» Entries supplied:
● ● ●
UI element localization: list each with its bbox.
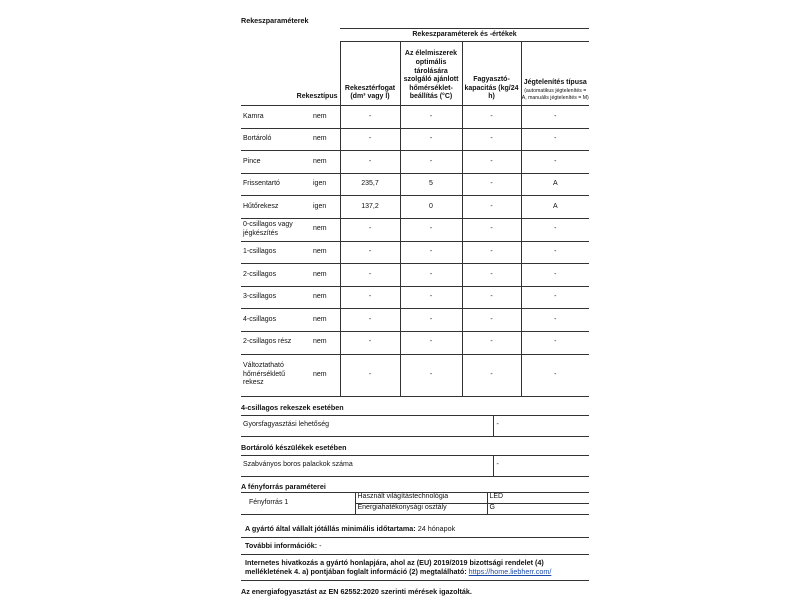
compartment-defrost: - <box>521 151 589 174</box>
compartment-volume: - <box>340 241 400 264</box>
light-class-value: G <box>487 503 589 514</box>
compartment-present: nem <box>301 218 340 241</box>
compartment-name: 2-csillagos rész <box>241 331 301 354</box>
compartment-freeze: - <box>462 106 521 129</box>
document-page <box>241 16 589 597</box>
compartment-temp: - <box>400 218 462 241</box>
col-defrost-subheader: (automatikus jégtelenítés = A, manuális jégtelenítés = M) <box>521 88 589 101</box>
compartment-temp: - <box>400 309 462 332</box>
compartment-present: nem <box>301 264 340 287</box>
compartment-defrost: A <box>521 173 589 196</box>
compartment-table <box>241 28 589 397</box>
compartment-temp: - <box>400 354 462 396</box>
warranty-value: 24 hónapok <box>415 523 456 533</box>
light-table <box>241 492 589 515</box>
compartment-present: nem <box>301 128 340 151</box>
compartment-defrost: - <box>521 106 589 129</box>
light-tech-value: LED <box>487 492 589 503</box>
compartment-name: Hűtőrekesz <box>241 196 301 219</box>
compartment-name: Bortároló <box>241 128 301 151</box>
compartment-volume: - <box>340 218 400 241</box>
compartment-name: 1-csillagos <box>241 241 301 264</box>
table-row <box>241 309 589 332</box>
compartment-temp: - <box>400 286 462 309</box>
light-class-label: Energiahatékonysági osztály <box>355 503 487 514</box>
compartment-freeze: - <box>462 264 521 287</box>
compartment-volume: - <box>340 128 400 151</box>
compartment-freeze: - <box>462 151 521 174</box>
compartment-name: Pince <box>241 151 301 174</box>
fast-freeze-label: Gyorsfagyasztási lehetőség <box>241 415 493 436</box>
compartment-defrost: - <box>521 241 589 264</box>
compartment-freeze: - <box>462 173 521 196</box>
compartment-defrost: - <box>521 286 589 309</box>
compartment-present: nem <box>301 286 340 309</box>
section-title: Rekeszparaméterek <box>241 16 309 25</box>
compartment-temp: - <box>400 241 462 264</box>
compartment-freeze: - <box>462 241 521 264</box>
table-row <box>241 354 589 396</box>
compartment-name: 2-csillagos <box>241 264 301 287</box>
compartment-freeze: - <box>462 128 521 151</box>
compartment-freeze: - <box>462 218 521 241</box>
more-info-value: - <box>317 540 322 550</box>
compartment-present: igen <box>301 173 340 196</box>
col-type-header: Rekesztípus <box>241 42 340 106</box>
compartment-temp: - <box>400 151 462 174</box>
compartment-name: Kamra <box>241 106 301 129</box>
compartment-present: nem <box>301 106 340 129</box>
table-row <box>241 196 589 219</box>
compartment-freeze: - <box>462 309 521 332</box>
compartment-temp: 0 <box>400 196 462 219</box>
footer-note: Az energiafogyasztást az EN 62552:2020 szerinti mérések igazolták. <box>241 586 472 596</box>
more-info-row <box>241 538 589 555</box>
compartment-present: nem <box>301 151 340 174</box>
compartment-defrost: - <box>521 264 589 287</box>
compartment-volume: 137,2 <box>340 196 400 219</box>
compartment-volume: 235,7 <box>340 173 400 196</box>
compartment-temp: - <box>400 106 462 129</box>
compartment-volume: - <box>340 354 400 396</box>
table-row <box>241 218 589 241</box>
compartment-volume: - <box>340 286 400 309</box>
compartment-present: nem <box>301 331 340 354</box>
col-volume-header: Rekesztérfogat (dm³ vagy l) <box>340 42 400 106</box>
manufacturer-link[interactable]: https://home.liebherr.com/ <box>468 567 552 577</box>
compartment-name: Frissentartó <box>241 173 301 196</box>
compartment-volume: - <box>340 151 400 174</box>
compartment-name: 3-csillagos <box>241 286 301 309</box>
table-row <box>241 173 589 196</box>
warranty-label: A gyártó által vállalt jótállás minimális időtartama: <box>245 523 416 533</box>
compartment-temp: - <box>400 331 462 354</box>
compartment-freeze: - <box>462 196 521 219</box>
compartment-freeze: - <box>462 331 521 354</box>
internet-row <box>241 555 589 581</box>
compartment-present: igen <box>301 196 340 219</box>
compartment-volume: - <box>340 106 400 129</box>
group-header: Rekeszparaméterek és -értékek <box>340 29 589 42</box>
wine-title: Bortároló készülékek esetében <box>241 442 347 452</box>
compartment-defrost: - <box>521 309 589 332</box>
table-row <box>241 128 589 151</box>
bottle-count-value: - <box>493 455 589 476</box>
wine-table <box>241 455 589 477</box>
light-title: A fényforrás paraméterei <box>241 481 326 491</box>
compartment-present: nem <box>301 309 340 332</box>
table-row <box>241 106 589 129</box>
four-star-title: 4-csillagos rekeszek esetében <box>241 402 344 412</box>
table-row <box>241 151 589 174</box>
compartment-volume: - <box>340 331 400 354</box>
compartment-defrost: - <box>521 354 589 396</box>
col-freeze-header: Fagyasztó-kapacitás (kg/24 h) <box>462 42 521 106</box>
internet-text: Internetes hivatkozás a gyártó honlapjára, ahol az (EU) 2019/2019 bizottsági rendelet (4) mellékletének 4. a) pontjában foglalt információ (2) megtalálható: <box>245 557 544 577</box>
compartment-temp: - <box>400 128 462 151</box>
compartment-defrost: - <box>521 331 589 354</box>
warranty-row <box>241 521 589 538</box>
light-source-label: Fényforrás 1 <box>241 492 355 514</box>
compartment-name: 0-csillagos vagy jégkészítés <box>241 218 301 241</box>
compartment-freeze: - <box>462 286 521 309</box>
compartment-volume: - <box>340 309 400 332</box>
compartment-temp: - <box>400 264 462 287</box>
bottle-count-label: Szabványos boros palackok száma <box>241 455 493 476</box>
compartment-freeze: - <box>462 354 521 396</box>
fast-freeze-value: - <box>493 415 589 436</box>
compartment-name: Változtatható hőmérsékletű rekesz <box>241 354 301 396</box>
light-tech-label: Használt világítástechnológia <box>355 492 487 503</box>
compartment-defrost: - <box>521 128 589 151</box>
more-info-label: További információk: <box>245 540 318 550</box>
table-row <box>241 331 589 354</box>
compartment-present: nem <box>301 354 340 396</box>
compartment-volume: - <box>340 264 400 287</box>
col-temp-header: Az élelmiszerek optimális tárolására szolgáló ajánlott hőmérséklet-beállítás (°C) <box>400 42 462 106</box>
col-defrost-header: Jégtelenítés típusa (automatikus jégtelenítés = A, manuális jégtelenítés = M) <box>521 42 589 106</box>
four-star-table <box>241 415 589 437</box>
compartment-defrost: - <box>521 218 589 241</box>
compartment-name: 4-csillagos <box>241 309 301 332</box>
compartment-temp: 5 <box>400 173 462 196</box>
compartment-defrost: A <box>521 196 589 219</box>
table-row <box>241 286 589 309</box>
compartment-present: nem <box>301 241 340 264</box>
table-row <box>241 264 589 287</box>
table-row <box>241 241 589 264</box>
● ● ●
» Written problem:
Copy out every line of the items above without changing anything, and omit the pictures.

» Answer for the task:
UI element localization: list each with its bbox.
compartment-defrost: - <box>521 151 589 174</box>
compartment-volume: - <box>340 241 400 264</box>
light-class-value: G <box>487 503 589 514</box>
compartment-present: nem <box>301 218 340 241</box>
compartment-name: 2-csillagos rész <box>241 331 301 354</box>
compartment-freeze: - <box>462 106 521 129</box>
document-page <box>241 16 589 597</box>
compartment-temp: - <box>400 218 462 241</box>
col-defrost-subheader: (automatikus jégtelenítés = A, manuális jégtelenítés = M) <box>521 88 589 101</box>
compartment-temp: - <box>400 309 462 332</box>
compartment-present: nem <box>301 264 340 287</box>
compartment-defrost: A <box>521 173 589 196</box>
compartment-table <box>241 28 589 397</box>
compartment-temp: - <box>400 354 462 396</box>
warranty-value: 24 hónapok <box>415 523 456 533</box>
light-table <box>241 492 589 515</box>
compartment-present: nem <box>301 128 340 151</box>
compartment-defrost: - <box>521 106 589 129</box>
light-tech-value: LED <box>487 492 589 503</box>
compartment-name: Hűtőrekesz <box>241 196 301 219</box>
compartment-name: Bortároló <box>241 128 301 151</box>
compartment-volume: - <box>340 218 400 241</box>
compartment-name: 1-csillagos <box>241 241 301 264</box>
table-row <box>241 309 589 332</box>
compartment-temp: - <box>400 286 462 309</box>
light-class-label: Energiahatékonysági osztály <box>355 503 487 514</box>
compartment-freeze: - <box>462 264 521 287</box>
compartment-volume: - <box>340 128 400 151</box>
compartment-freeze: - <box>462 151 521 174</box>
compartment-name: Pince <box>241 151 301 174</box>
fast-freeze-label: Gyorsfagyasztási lehetőség <box>241 415 493 436</box>
compartment-defrost: - <box>521 241 589 264</box>
compartment-freeze: - <box>462 173 521 196</box>
compartment-defrost: - <box>521 286 589 309</box>
compartment-present: nem <box>301 286 340 309</box>
section-title: Rekeszparaméterek <box>241 16 309 25</box>
compartment-temp: - <box>400 241 462 264</box>
compartment-freeze: - <box>462 241 521 264</box>
table-row <box>241 354 589 396</box>
compartment-name: 2-csillagos <box>241 264 301 287</box>
compartment-freeze: - <box>462 128 521 151</box>
compartment-freeze: - <box>462 218 521 241</box>
more-info-value: - <box>317 540 322 550</box>
compartment-present: igen <box>301 173 340 196</box>
col-type-header: Rekesztípus <box>241 42 340 106</box>
compartment-temp: - <box>400 151 462 174</box>
compartment-name: Kamra <box>241 106 301 129</box>
compartment-present: nem <box>301 106 340 129</box>
table-row <box>241 196 589 219</box>
compartment-freeze: - <box>462 309 521 332</box>
compartment-temp: 0 <box>400 196 462 219</box>
footer-note: Az energiafogyasztást az EN 62552:2020 szerinti mérések igazolták. <box>241 586 472 596</box>
more-info-row <box>241 538 589 555</box>
compartment-present: nem <box>301 151 340 174</box>
compartment-defrost: - <box>521 264 589 287</box>
compartment-volume: 137,2 <box>340 196 400 219</box>
compartment-volume: 235,7 <box>340 173 400 196</box>
compartment-temp: - <box>400 106 462 129</box>
compartment-volume: - <box>340 354 400 396</box>
table-row <box>241 218 589 241</box>
compartment-volume: - <box>340 286 400 309</box>
compartment-present: nem <box>301 331 340 354</box>
col-volume-header: Rekesztérfogat (dm³ vagy l) <box>340 42 400 106</box>
manufacturer-link[interactable]: https://home.liebherr.com/ <box>468 567 552 577</box>
compartment-name: Frissentartó <box>241 173 301 196</box>
compartment-volume: - <box>340 151 400 174</box>
compartment-name: 3-csillagos <box>241 286 301 309</box>
table-row <box>241 173 589 196</box>
warranty-label: A gyártó által vállalt jótállás minimális időtartama: <box>245 523 416 533</box>
compartment-temp: - <box>400 331 462 354</box>
compartment-freeze: - <box>462 196 521 219</box>
compartment-freeze: - <box>462 331 521 354</box>
internet-row <box>241 555 589 581</box>
compartment-present: igen <box>301 196 340 219</box>
compartment-volume: - <box>340 106 400 129</box>
group-header: Rekeszparaméterek és -értékek <box>340 29 589 42</box>
wine-title: Bortároló készülékek esetében <box>241 442 347 452</box>
compartment-defrost: - <box>521 309 589 332</box>
table-row <box>241 128 589 151</box>
bottle-count-value: - <box>493 455 589 476</box>
wine-table <box>241 455 589 477</box>
light-title: A fényforrás paraméterei <box>241 481 326 491</box>
compartment-present: nem <box>301 309 340 332</box>
table-row <box>241 106 589 129</box>
four-star-title: 4-csillagos rekeszek esetében <box>241 402 344 412</box>
table-row <box>241 151 589 174</box>
compartment-volume: - <box>340 331 400 354</box>
compartment-defrost: - <box>521 354 589 396</box>
col-freeze-header: Fagyasztó-kapacitás (kg/24 h) <box>462 42 521 106</box>
internet-text: Internetes hivatkozás a gyártó honlapjára, ahol az (EU) 2019/2019 bizottsági rendelet (4) mellékletének 4. a) pontjában foglalt információ (2) megtalálható: <box>245 557 544 577</box>
compartment-temp: - <box>400 128 462 151</box>
compartment-defrost: - <box>521 331 589 354</box>
warranty-row <box>241 521 589 538</box>
light-source-label: Fényforrás 1 <box>241 492 355 514</box>
compartment-name: 0-csillagos vagy jégkészítés <box>241 218 301 241</box>
compartment-freeze: - <box>462 286 521 309</box>
compartment-volume: - <box>340 309 400 332</box>
compartment-temp: - <box>400 264 462 287</box>
bottle-count-label: Szabványos boros palackok száma <box>241 455 493 476</box>
compartment-freeze: - <box>462 354 521 396</box>
fast-freeze-value: - <box>493 415 589 436</box>
compartment-name: Változtatható hőmérsékletű rekesz <box>241 354 301 396</box>
light-tech-label: Használt világítástechnológia <box>355 492 487 503</box>
compartment-defrost: - <box>521 128 589 151</box>
more-info-label: További információk: <box>245 540 318 550</box>
table-row <box>241 331 589 354</box>
compartment-present: nem <box>301 354 340 396</box>
compartment-volume: - <box>340 264 400 287</box>
col-temp-header: Az élelmiszerek optimális tárolására szolgáló ajánlott hőmérséklet-beállítás (°C) <box>400 42 462 106</box>
col-defrost-header: Jégtelenítés típusa (automatikus jégtelenítés = A, manuális jégtelenítés = M) <box>521 42 589 106</box>
four-star-table <box>241 415 589 437</box>
compartment-defrost: - <box>521 218 589 241</box>
compartment-name: 4-csillagos <box>241 309 301 332</box>
compartment-temp: 5 <box>400 173 462 196</box>
compartment-defrost: A <box>521 196 589 219</box>
table-row <box>241 286 589 309</box>
compartment-present: nem <box>301 241 340 264</box>
table-row <box>241 264 589 287</box>
table-row <box>241 241 589 264</box>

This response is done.